**SUPPLIED DATA:**
○ ○ ○ ○ ○ ○ ○
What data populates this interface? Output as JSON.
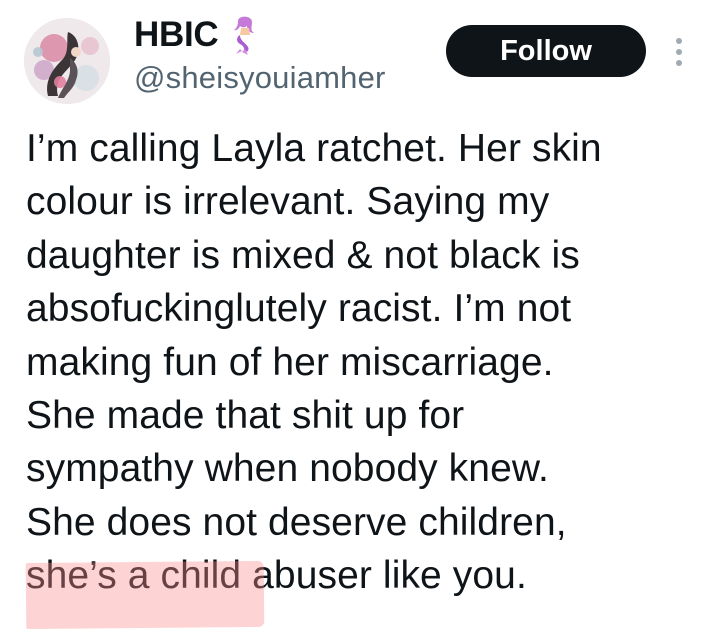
{
  "user": {
    "display_name": "HBIC",
    "name_emoji": "mermaid-emoji",
    "handle": "@sheisyouiamher"
  },
  "actions": {
    "follow_label": "Follow",
    "more_icon": "more-vertical-icon"
  },
  "tweet": {
    "lines": [
      "I’m calling Layla ratchet. Her skin",
      "colour is irrelevant. Saying my",
      "daughter is mixed & not black is",
      "absofuckinglutely racist. I’m not",
      "making fun of her miscarriage.",
      "She made that shit up for",
      "sympathy when nobody knew.",
      "She does not deserve children,",
      "she’s a child abuser like you."
    ]
  },
  "colors": {
    "text": "#0f1419",
    "secondary": "#536471",
    "follow_bg": "#0f1419",
    "highlight": "#fa8c8c"
  }
}
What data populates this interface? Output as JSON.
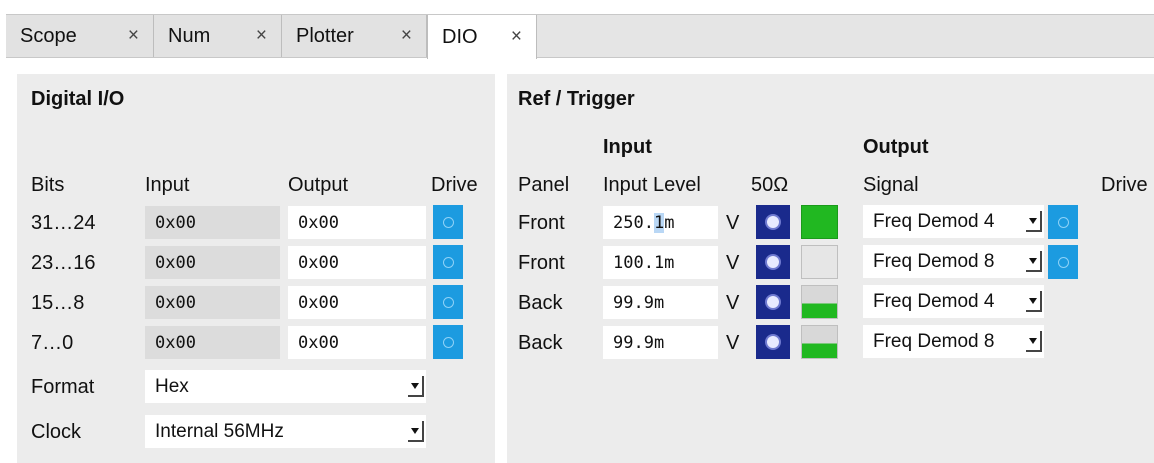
{
  "tabs": [
    {
      "label": "Scope"
    },
    {
      "label": "Num"
    },
    {
      "label": "Plotter"
    },
    {
      "label": "DIO",
      "active": true
    }
  ],
  "close_glyph": "×",
  "digital_io": {
    "title": "Digital I/O",
    "headers": {
      "bits": "Bits",
      "input": "Input",
      "output": "Output",
      "drive": "Drive"
    },
    "rows": [
      {
        "bits": "31…24",
        "input": "0x00",
        "output": "0x00"
      },
      {
        "bits": "23…16",
        "input": "0x00",
        "output": "0x00"
      },
      {
        "bits": "15…8",
        "input": "0x00",
        "output": "0x00"
      },
      {
        "bits": "7…0",
        "input": "0x00",
        "output": "0x00"
      }
    ],
    "format": {
      "label": "Format",
      "value": "Hex"
    },
    "clock": {
      "label": "Clock",
      "value": "Internal 56MHz"
    }
  },
  "ref_trigger": {
    "title": "Ref / Trigger",
    "group_input": "Input",
    "group_output": "Output",
    "headers": {
      "panel": "Panel",
      "input_level": "Input Level",
      "ohm": "50Ω",
      "signal": "Signal",
      "drive": "Drive"
    },
    "unit": "V",
    "rows": [
      {
        "panel": "Front",
        "level_a": "250.",
        "level_cursor": "1",
        "level_b": "m",
        "signal": "Freq Demod 4",
        "led": "on",
        "drive": true
      },
      {
        "panel": "Front",
        "level_a": "100.1m",
        "level_cursor": "",
        "level_b": "",
        "signal": "Freq Demod 8",
        "led": "off",
        "drive": true
      },
      {
        "panel": "Back",
        "level_a": "99.9m",
        "level_cursor": "",
        "level_b": "",
        "signal": "Freq Demod 4",
        "led": "half",
        "drive": false
      },
      {
        "panel": "Back",
        "level_a": "99.9m",
        "level_cursor": "",
        "level_b": "",
        "signal": "Freq Demod 8",
        "led": "half",
        "drive": false
      }
    ]
  },
  "colors": {
    "drive_button": "#1c9be0",
    "ohm_button": "#1a2a8c",
    "led_green": "#21b821"
  },
  "icons": {
    "dropdown": "dropdown-arrow-icon",
    "drive": "drive-toggle-icon"
  }
}
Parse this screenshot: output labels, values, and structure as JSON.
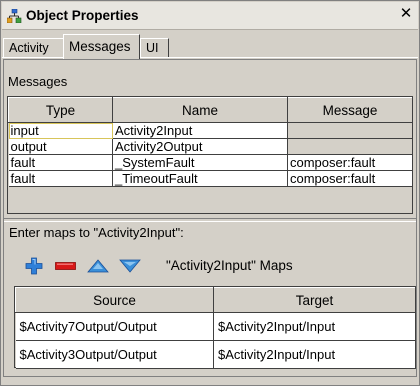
{
  "window": {
    "title": "Object Properties",
    "close_glyph": "✕"
  },
  "tabs": [
    {
      "label": "Activity",
      "active": false
    },
    {
      "label": "Messages",
      "active": true
    },
    {
      "label": "UI",
      "active": false
    }
  ],
  "messages": {
    "section_label": "Messages",
    "columns": [
      "Type",
      "Name",
      "Message"
    ],
    "rows": [
      {
        "type": "input",
        "name": "Activity2Input",
        "message": ""
      },
      {
        "type": "output",
        "name": "Activity2Output",
        "message": ""
      },
      {
        "type": "fault",
        "name": "_SystemFault",
        "message": "composer:fault"
      },
      {
        "type": "fault",
        "name": "_TimeoutFault",
        "message": "composer:fault"
      }
    ]
  },
  "maps": {
    "prompt": "Enter maps to \"Activity2Input\":",
    "toolbar_label": "\"Activity2Input\" Maps",
    "toolbar_icons": [
      "add-icon",
      "remove-icon",
      "move-up-icon",
      "move-down-icon"
    ],
    "columns": [
      "Source",
      "Target"
    ],
    "rows": [
      {
        "source": "$Activity7Output/Output",
        "target": "$Activity2Input/Input"
      },
      {
        "source": "$Activity3Output/Output",
        "target": "$Activity2Input/Input"
      }
    ]
  },
  "colors": {
    "add": "#2f7fd8",
    "remove": "#d81818",
    "arrows": "#3a8fd8",
    "focus_outline": "#d8c55a"
  }
}
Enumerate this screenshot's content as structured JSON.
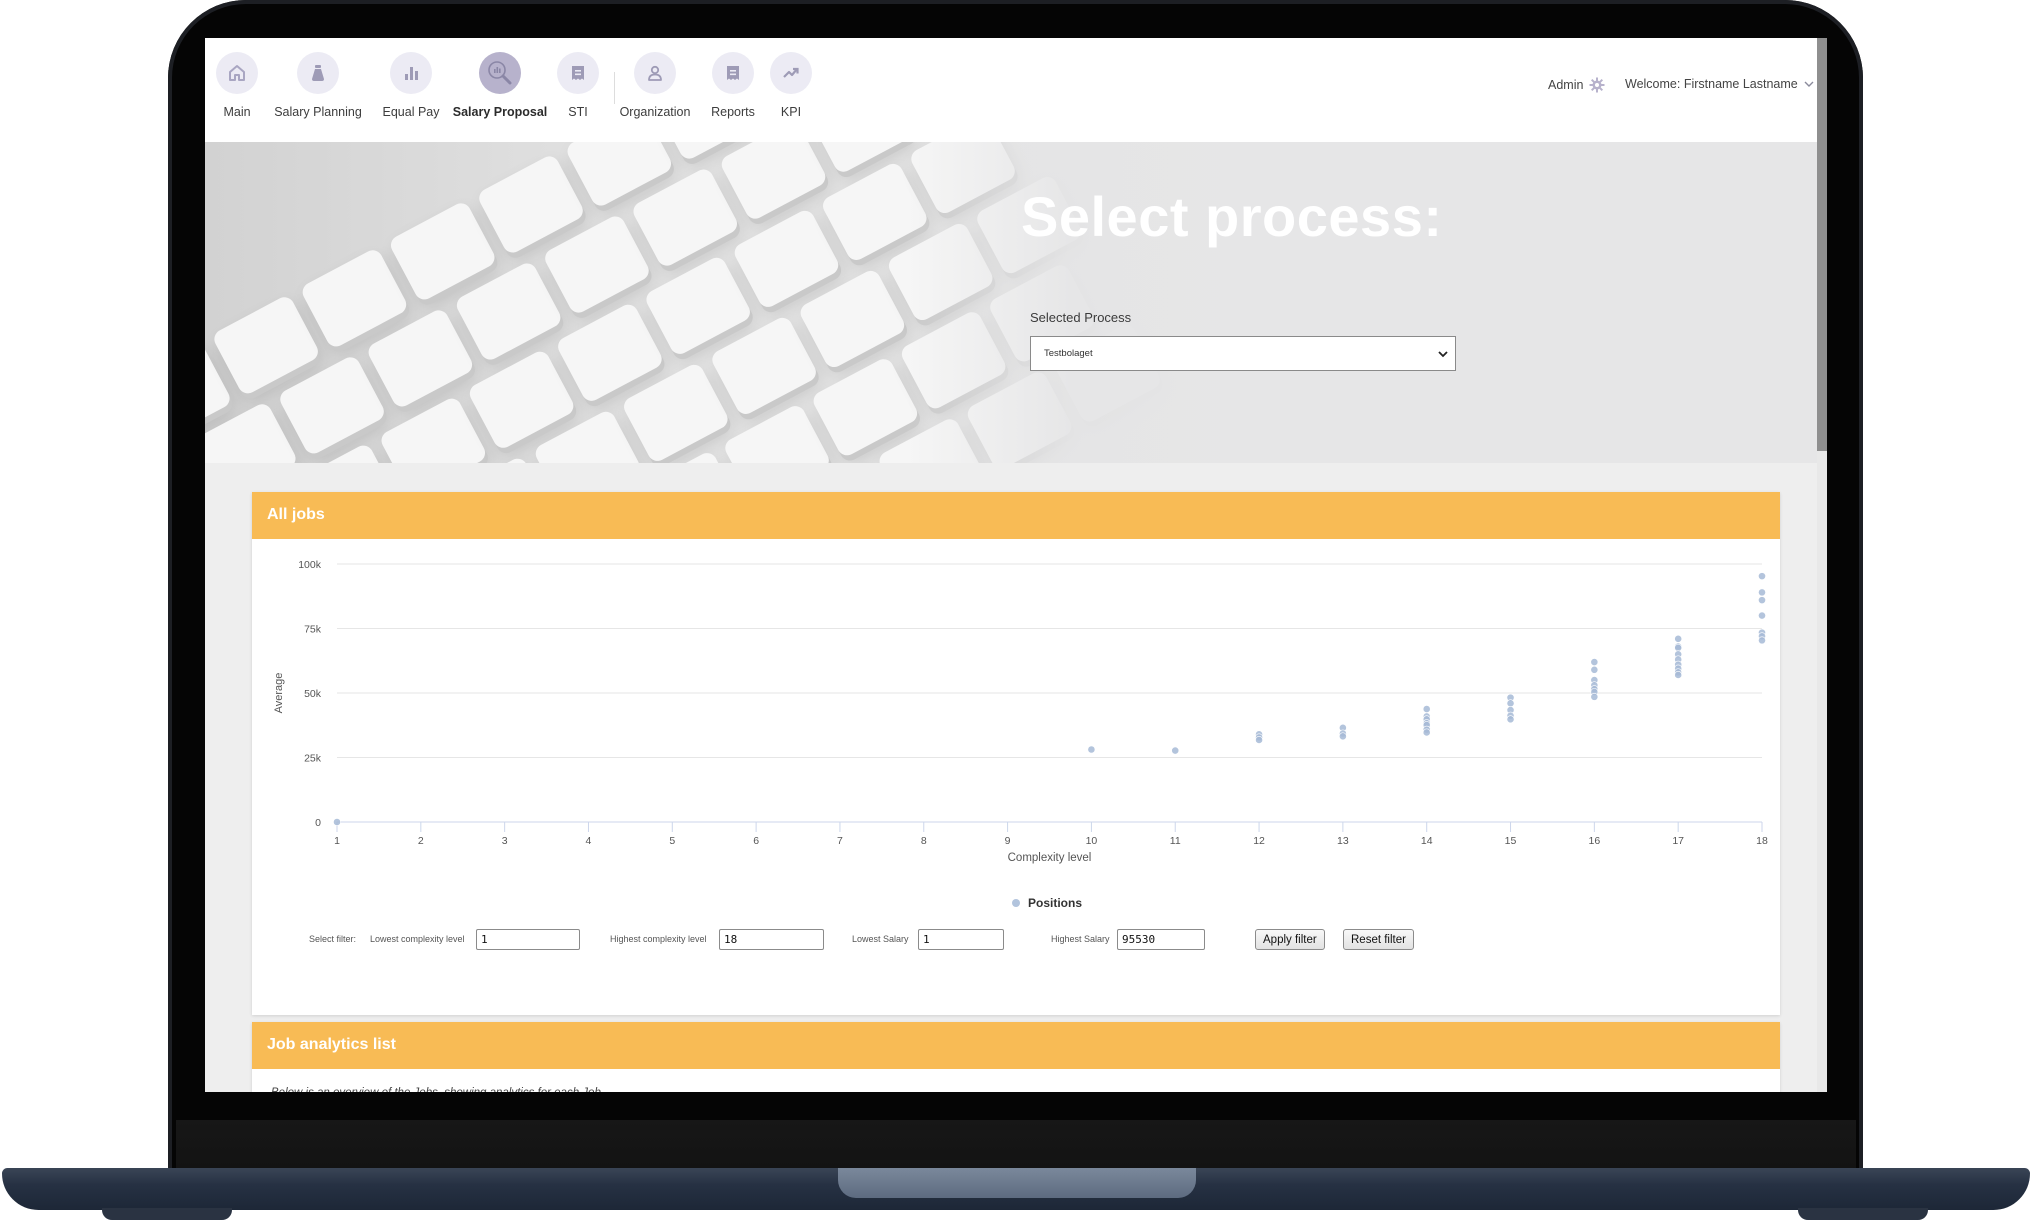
{
  "nav": {
    "items": [
      {
        "label": "Main",
        "icon": "home-icon",
        "active": false
      },
      {
        "label": "Salary Planning",
        "icon": "money-bag-icon",
        "active": false
      },
      {
        "label": "Equal Pay",
        "icon": "bar-chart-icon",
        "active": false
      },
      {
        "label": "Salary Proposal",
        "icon": "magnifier-chart-icon",
        "active": true
      },
      {
        "label": "STI",
        "icon": "receipt-icon",
        "active": false
      },
      {
        "label": "Organization",
        "icon": "person-icon",
        "active": false
      },
      {
        "label": "Reports",
        "icon": "receipt-icon",
        "active": false
      },
      {
        "label": "KPI",
        "icon": "trend-up-icon",
        "active": false
      }
    ],
    "admin_label": "Admin",
    "welcome_label": "Welcome: Firstname Lastname"
  },
  "hero": {
    "title": "Select process:",
    "select_label": "Selected Process",
    "selected_value": "Testbolaget"
  },
  "all_jobs": {
    "title": "All jobs",
    "filters": {
      "select_label": "Select filter:",
      "lowest_complexity_label": "Lowest complexity level",
      "lowest_complexity_value": "1",
      "highest_complexity_label": "Highest complexity level",
      "highest_complexity_value": "18",
      "lowest_salary_label": "Lowest Salary",
      "lowest_salary_value": "1",
      "highest_salary_label": "Highest Salary",
      "highest_salary_value": "95530",
      "apply_label": "Apply filter",
      "reset_label": "Reset filter"
    }
  },
  "job_analytics": {
    "title": "Job analytics list",
    "intro": "Below is an overview of the Jobs, showing analytics for each Job"
  },
  "colors": {
    "accent": "#f8bb55",
    "point": "#a6bad6",
    "nav_circle": "#ecebf4",
    "nav_circle_active": "#b7b2cc"
  },
  "chart_data": {
    "type": "scatter",
    "title": "",
    "xlabel": "Complexity level",
    "ylabel": "Average",
    "xlim": [
      1,
      18
    ],
    "ylim": [
      0,
      100000
    ],
    "x_ticks": [
      "1",
      "2",
      "3",
      "4",
      "5",
      "6",
      "7",
      "8",
      "9",
      "10",
      "11",
      "12",
      "13",
      "14",
      "15",
      "16",
      "17",
      "18"
    ],
    "y_ticks": [
      {
        "value": 0,
        "label": "0"
      },
      {
        "value": 25000,
        "label": "25k"
      },
      {
        "value": 50000,
        "label": "50k"
      },
      {
        "value": 75000,
        "label": "75k"
      },
      {
        "value": 100000,
        "label": "100k"
      }
    ],
    "grid": true,
    "legend_position": "bottom-center",
    "series": [
      {
        "name": "Positions",
        "points": [
          [
            1,
            0
          ],
          [
            10,
            28100
          ],
          [
            11,
            27700
          ],
          [
            12,
            34000
          ],
          [
            12,
            32800
          ],
          [
            12,
            31800
          ],
          [
            13,
            36500
          ],
          [
            13,
            34300
          ],
          [
            13,
            33200
          ],
          [
            14,
            43800
          ],
          [
            14,
            40900
          ],
          [
            14,
            39800
          ],
          [
            14,
            38300
          ],
          [
            14,
            37600
          ],
          [
            14,
            35800
          ],
          [
            14,
            34700
          ],
          [
            15,
            48200
          ],
          [
            15,
            46000
          ],
          [
            15,
            43400
          ],
          [
            15,
            41200
          ],
          [
            15,
            39800
          ],
          [
            16,
            62000
          ],
          [
            16,
            59000
          ],
          [
            16,
            55000
          ],
          [
            16,
            53000
          ],
          [
            16,
            51500
          ],
          [
            16,
            50400
          ],
          [
            16,
            48500
          ],
          [
            17,
            71000
          ],
          [
            17,
            68000
          ],
          [
            17,
            67500
          ],
          [
            17,
            65000
          ],
          [
            17,
            63000
          ],
          [
            17,
            61000
          ],
          [
            17,
            59500
          ],
          [
            17,
            58000
          ],
          [
            17,
            57000
          ],
          [
            18,
            95300
          ],
          [
            18,
            89000
          ],
          [
            18,
            86000
          ],
          [
            18,
            80000
          ],
          [
            18,
            73400
          ],
          [
            18,
            72000
          ],
          [
            18,
            70400
          ]
        ]
      }
    ]
  }
}
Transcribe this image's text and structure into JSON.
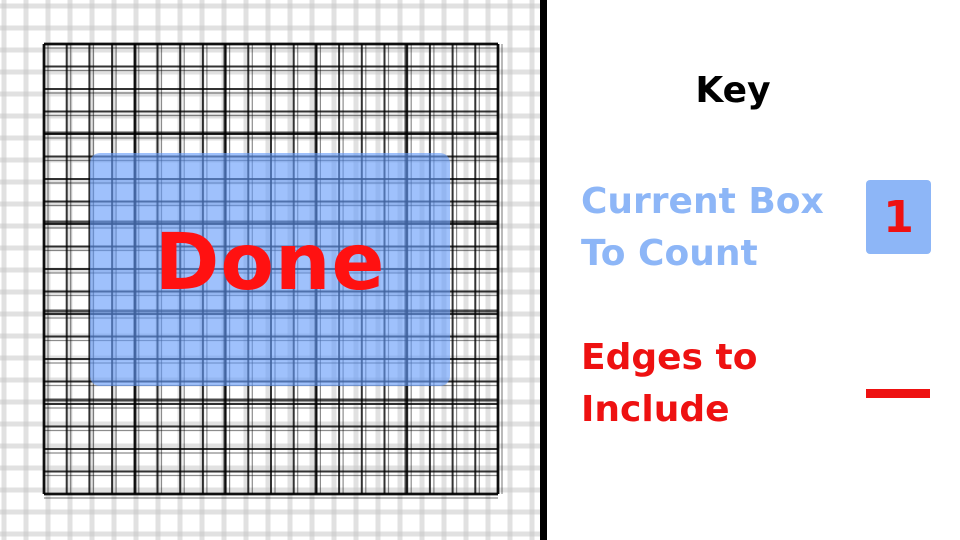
{
  "key": {
    "title": "Key",
    "current_box": {
      "line1": "Current Box",
      "line2": "To Count",
      "swatch_number": "1",
      "color": "#8db6f7"
    },
    "edges": {
      "line1": "Edges to",
      "line2": "Include",
      "color": "#ee1111"
    }
  },
  "overlay": {
    "label": "Done",
    "box_color": "#649bfa",
    "label_color": "#ff1111"
  },
  "grid": {
    "line_color": "#000000",
    "faint_line_color": "#c8c8c8"
  }
}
○ ○ ○ ○ ○ ○ ○
**AIM:** Copy only the lines running from the one that holds "Transcribe this image's" through the last line of the data, and include both of those lines. Do not copy any pictures.

**TASK ANSWER:**
Transcribe this image's text and structure into JSON.
{
  "key": {
    "title": "Key",
    "current_box": {
      "line1": "Current Box",
      "line2": "To Count",
      "swatch_number": "1",
      "color": "#8db6f7"
    },
    "edges": {
      "line1": "Edges to",
      "line2": "Include",
      "color": "#ee1111"
    }
  },
  "overlay": {
    "label": "Done",
    "box_color": "#649bfa",
    "label_color": "#ff1111"
  },
  "grid": {
    "line_color": "#000000",
    "faint_line_color": "#c8c8c8"
  }
}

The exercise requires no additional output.